◆ Task prompt
Copy out each line below exactly as it appears.

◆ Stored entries
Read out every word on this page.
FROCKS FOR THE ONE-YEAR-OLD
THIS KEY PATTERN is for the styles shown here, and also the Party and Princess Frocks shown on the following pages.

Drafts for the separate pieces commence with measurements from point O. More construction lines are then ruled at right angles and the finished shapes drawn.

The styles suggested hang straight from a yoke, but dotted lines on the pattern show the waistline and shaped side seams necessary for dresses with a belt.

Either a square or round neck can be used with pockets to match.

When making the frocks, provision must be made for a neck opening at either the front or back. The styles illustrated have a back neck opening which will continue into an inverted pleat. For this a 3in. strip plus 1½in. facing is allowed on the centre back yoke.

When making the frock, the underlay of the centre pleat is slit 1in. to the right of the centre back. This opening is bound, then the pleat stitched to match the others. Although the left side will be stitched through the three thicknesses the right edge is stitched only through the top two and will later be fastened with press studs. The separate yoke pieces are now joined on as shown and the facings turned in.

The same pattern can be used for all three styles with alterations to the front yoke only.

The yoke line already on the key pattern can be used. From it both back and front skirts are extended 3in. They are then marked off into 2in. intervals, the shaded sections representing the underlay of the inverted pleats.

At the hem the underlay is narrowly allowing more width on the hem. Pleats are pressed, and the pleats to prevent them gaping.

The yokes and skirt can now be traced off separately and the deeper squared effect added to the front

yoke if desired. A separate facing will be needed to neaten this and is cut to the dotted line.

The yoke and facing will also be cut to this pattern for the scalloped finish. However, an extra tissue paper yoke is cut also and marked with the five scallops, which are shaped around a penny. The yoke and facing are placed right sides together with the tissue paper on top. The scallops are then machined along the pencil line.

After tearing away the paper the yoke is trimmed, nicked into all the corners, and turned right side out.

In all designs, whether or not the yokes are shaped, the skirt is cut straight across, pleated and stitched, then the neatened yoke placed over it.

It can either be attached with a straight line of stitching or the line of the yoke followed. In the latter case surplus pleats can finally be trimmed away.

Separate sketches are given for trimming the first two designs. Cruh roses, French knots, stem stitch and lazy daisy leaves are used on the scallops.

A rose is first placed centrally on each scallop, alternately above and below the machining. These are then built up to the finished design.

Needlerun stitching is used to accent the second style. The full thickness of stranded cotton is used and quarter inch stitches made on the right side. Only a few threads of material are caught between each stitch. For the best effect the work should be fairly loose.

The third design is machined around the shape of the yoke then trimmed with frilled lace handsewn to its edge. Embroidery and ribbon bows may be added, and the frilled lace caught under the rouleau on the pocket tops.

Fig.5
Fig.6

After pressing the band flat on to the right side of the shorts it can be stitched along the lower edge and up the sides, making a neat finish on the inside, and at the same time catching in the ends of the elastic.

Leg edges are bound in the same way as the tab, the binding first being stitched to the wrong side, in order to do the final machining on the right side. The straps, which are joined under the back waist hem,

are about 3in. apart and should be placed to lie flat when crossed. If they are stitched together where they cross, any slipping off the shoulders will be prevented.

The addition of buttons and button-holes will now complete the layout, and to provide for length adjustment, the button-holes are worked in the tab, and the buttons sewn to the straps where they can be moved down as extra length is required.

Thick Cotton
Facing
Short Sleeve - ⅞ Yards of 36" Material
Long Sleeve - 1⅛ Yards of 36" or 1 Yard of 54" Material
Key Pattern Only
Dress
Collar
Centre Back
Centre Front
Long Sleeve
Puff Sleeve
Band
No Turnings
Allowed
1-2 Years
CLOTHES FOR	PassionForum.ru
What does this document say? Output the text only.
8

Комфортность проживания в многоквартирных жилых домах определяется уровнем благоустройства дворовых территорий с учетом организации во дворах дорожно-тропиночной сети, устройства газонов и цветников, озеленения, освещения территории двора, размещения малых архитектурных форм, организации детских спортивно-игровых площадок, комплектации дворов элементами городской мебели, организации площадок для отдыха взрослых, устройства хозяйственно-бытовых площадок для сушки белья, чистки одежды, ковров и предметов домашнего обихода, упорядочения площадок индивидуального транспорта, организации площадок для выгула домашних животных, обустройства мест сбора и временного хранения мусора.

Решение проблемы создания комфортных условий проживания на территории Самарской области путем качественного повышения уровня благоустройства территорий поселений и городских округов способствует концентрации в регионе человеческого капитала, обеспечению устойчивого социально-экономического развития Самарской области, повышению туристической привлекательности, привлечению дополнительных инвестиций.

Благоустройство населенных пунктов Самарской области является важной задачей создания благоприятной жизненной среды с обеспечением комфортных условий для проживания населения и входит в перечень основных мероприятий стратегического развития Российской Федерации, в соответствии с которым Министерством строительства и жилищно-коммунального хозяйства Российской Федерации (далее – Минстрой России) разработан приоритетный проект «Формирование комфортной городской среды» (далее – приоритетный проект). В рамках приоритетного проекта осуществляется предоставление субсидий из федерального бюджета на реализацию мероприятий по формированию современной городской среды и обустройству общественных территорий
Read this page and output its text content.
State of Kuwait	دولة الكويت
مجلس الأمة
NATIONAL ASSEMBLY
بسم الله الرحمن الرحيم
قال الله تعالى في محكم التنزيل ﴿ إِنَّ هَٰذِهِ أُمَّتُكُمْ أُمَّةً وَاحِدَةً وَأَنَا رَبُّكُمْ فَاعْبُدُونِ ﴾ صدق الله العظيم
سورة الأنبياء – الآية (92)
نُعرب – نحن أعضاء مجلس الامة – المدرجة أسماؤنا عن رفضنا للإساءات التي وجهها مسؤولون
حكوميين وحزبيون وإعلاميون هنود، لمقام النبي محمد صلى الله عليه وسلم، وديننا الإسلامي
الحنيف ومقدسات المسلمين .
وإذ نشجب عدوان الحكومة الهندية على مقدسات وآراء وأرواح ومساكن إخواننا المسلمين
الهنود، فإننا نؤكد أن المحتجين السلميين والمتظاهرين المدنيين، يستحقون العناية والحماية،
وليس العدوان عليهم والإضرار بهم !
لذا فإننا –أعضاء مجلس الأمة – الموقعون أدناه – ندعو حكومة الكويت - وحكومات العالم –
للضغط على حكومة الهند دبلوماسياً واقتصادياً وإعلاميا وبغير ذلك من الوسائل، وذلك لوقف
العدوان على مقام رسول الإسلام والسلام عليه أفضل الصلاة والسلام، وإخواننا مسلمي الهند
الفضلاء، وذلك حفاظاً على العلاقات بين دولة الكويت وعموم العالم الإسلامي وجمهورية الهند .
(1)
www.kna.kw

◆ Expected answer
Read out every word on this page.
FROCKS FOR THE ONE-YEAR-OLD
THIS KEY PATTERN is for the styles shown here, and also the Party and Princess Frocks shown on the following pages.

Drafts for the separate pieces commence with measurements from point O. More construction lines are then ruled at right angles and the finished shapes drawn.

The styles suggested hang straight from a yoke, but dotted lines on the pattern show the waistline and shaped side seams necessary for dresses with a belt.

Either a square or round neck can be used with pockets to match.

When making the frocks, provision must be made for a neck opening at either the front or back. The styles illustrated have a back neck opening which will continue into an inverted pleat. For this a 3in. strip plus 1½in. facing is allowed on the centre back yoke.

When making the frock, the underlay of the centre pleat is slit 1in. to the right of the centre back. This opening is bound, then the pleat stitched to match the others. Although the left side will be stitched through the three thicknesses the right edge is stitched only through the top two and will later be fastened with press studs. The separate yoke pieces are now joined on as shown and the facings turned in.

The same pattern can be used for all three styles with alterations to the front yoke only.

The yoke line already on the key pattern can be used. From it both back and front skirts are extended 3in. They are then marked off into 2in. intervals, the shaded sections representing the underlay of the inverted pleats.

At the hem the underlay is narrowly allowing more width on the hem. Pleats are pressed, and the pleats to prevent them gaping.

The yokes and skirt can now be traced off separately and the deeper squared effect added to the front

yoke if desired. A separate facing will be needed to neaten this and is cut to the dotted line.

The yoke and facing will also be cut to this pattern for the scalloped finish. However, an extra tissue paper yoke is cut also and marked with the five scallops, which are shaped around a penny. The yoke and facing are placed right sides together with the tissue paper on top. The scallops are then machined along the pencil line.

After tearing away the paper the yoke is trimmed, nicked into all the corners, and turned right side out.

In all designs, whether or not the yokes are shaped, the skirt is cut straight across, pleated and stitched, then the neatened yoke placed over it.

It can either be attached with a straight line of stitching or the line of the yoke followed. In the latter case surplus pleats can finally be trimmed away.

Separate sketches are given for trimming the first two designs. Cruh roses, French knots, stem stitch and lazy daisy leaves are used on the scallops.

A rose is first placed centrally on each scallop, alternately above and below the machining. These are then built up to the finished design.

Needlerun stitching is used to accent the second style. The full thickness of stranded cotton is used and quarter inch stitches made on the right side. Only a few threads of material are caught between each stitch. For the best effect the work should be fairly loose.

The third design is machined around the shape of the yoke then trimmed with frilled lace handsewn to its edge. Embroidery and ribbon bows may be added, and the frilled lace caught under the rouleau on the pocket tops.

Fig.5
Fig.6

After pressing the band flat on to the right side of the shorts it can be stitched along the lower edge and up the sides, making a neat finish on the inside, and at the same time catching in the ends of the elastic.

Leg edges are bound in the same way as the tab, the binding first being stitched to the wrong side, in order to do the final machining on the right side. The straps, which are joined under the back waist hem,

are about 3in. apart and should be placed to lie flat when crossed. If they are stitched together where they cross, any slipping off the shoulders will be prevented.

The addition of buttons and button-holes will now complete the layout, and to provide for length adjustment, the button-holes are worked in the tab, and the buttons sewn to the straps where they can be moved down as extra length is required.

Thick Cotton
Facing
Short Sleeve - ⅞ Yards of 36" Material
Long Sleeve - 1⅛ Yards of 36" or 1 Yard of 54" Material
Key Pattern Only
Dress
Collar
Centre Back
Centre Front
Long Sleeve
Puff Sleeve
Band
No Turnings
Allowed
1-2 Years
CLOTHES FOR	PassionForum.ru
What does this document say? Output the text only.
8

Комфортность проживания в многоквартирных жилых домах определяется уровнем благоустройства дворовых территорий с учетом организации во дворах дорожно-тропиночной сети, устройства газонов и цветников, озеленения, освещения территории двора, размещения малых архитектурных форм, организации детских спортивно-игровых площадок, комплектации дворов элементами городской мебели, организации площадок для отдыха взрослых, устройства хозяйственно-бытовых площадок для сушки белья, чистки одежды, ковров и предметов домашнего обихода, упорядочения площадок индивидуального транспорта, организации площадок для выгула домашних животных, обустройства мест сбора и временного хранения мусора.

Решение проблемы создания комфортных условий проживания на территории Самарской области путем качественного повышения уровня благоустройства территорий поселений и городских округов способствует концентрации в регионе человеческого капитала, обеспечению устойчивого социально-экономического развития Самарской области, повышению туристической привлекательности, привлечению дополнительных инвестиций.

Благоустройство населенных пунктов Самарской области является важной задачей создания благоприятной жизненной среды с обеспечением комфортных условий для проживания населения и входит в перечень основных мероприятий стратегического развития Российской Федерации, в соответствии с которым Министерством строительства и жилищно-коммунального хозяйства Российской Федерации (далее – Минстрой России) разработан приоритетный проект «Формирование комфортной городской среды» (далее – приоритетный проект). В рамках приоритетного проекта осуществляется предоставление субсидий из федерального бюджета на реализацию мероприятий по формированию современной городской среды и обустройству общественных территорий
Read this page and output its text content.
State of Kuwait	دولة الكويت
مجلس الأمة
NATIONAL ASSEMBLY
بسم الله الرحمن الرحيم
قال الله تعالى في محكم التنزيل ﴿ إِنَّ هَٰذِهِ أُمَّتُكُمْ أُمَّةً وَاحِدَةً وَأَنَا رَبُّكُمْ فَاعْبُدُونِ ﴾ صدق الله العظيم
سورة الأنبياء – الآية (92)
نُعرب – نحن أعضاء مجلس الامة – المدرجة أسماؤنا عن رفضنا للإساءات التي وجهها مسؤولون
حكوميين وحزبيون وإعلاميون هنود، لمقام النبي محمد صلى الله عليه وسلم، وديننا الإسلامي
الحنيف ومقدسات المسلمين .
وإذ نشجب عدوان الحكومة الهندية على مقدسات وآراء وأرواح ومساكن إخواننا المسلمين
الهنود، فإننا نؤكد أن المحتجين السلميين والمتظاهرين المدنيين، يستحقون العناية والحماية،
وليس العدوان عليهم والإضرار بهم !
لذا فإننا –أعضاء مجلس الأمة – الموقعون أدناه – ندعو حكومة الكويت - وحكومات العالم –
للضغط على حكومة الهند دبلوماسياً واقتصادياً وإعلاميا وبغير ذلك من الوسائل، وذلك لوقف
العدوان على مقام رسول الإسلام والسلام عليه أفضل الصلاة والسلام، وإخواننا مسلمي الهند
الفضلاء، وذلك حفاظاً على العلاقات بين دولة الكويت وعموم العالم الإسلامي وجمهورية الهند .
(1)
www.kna.kw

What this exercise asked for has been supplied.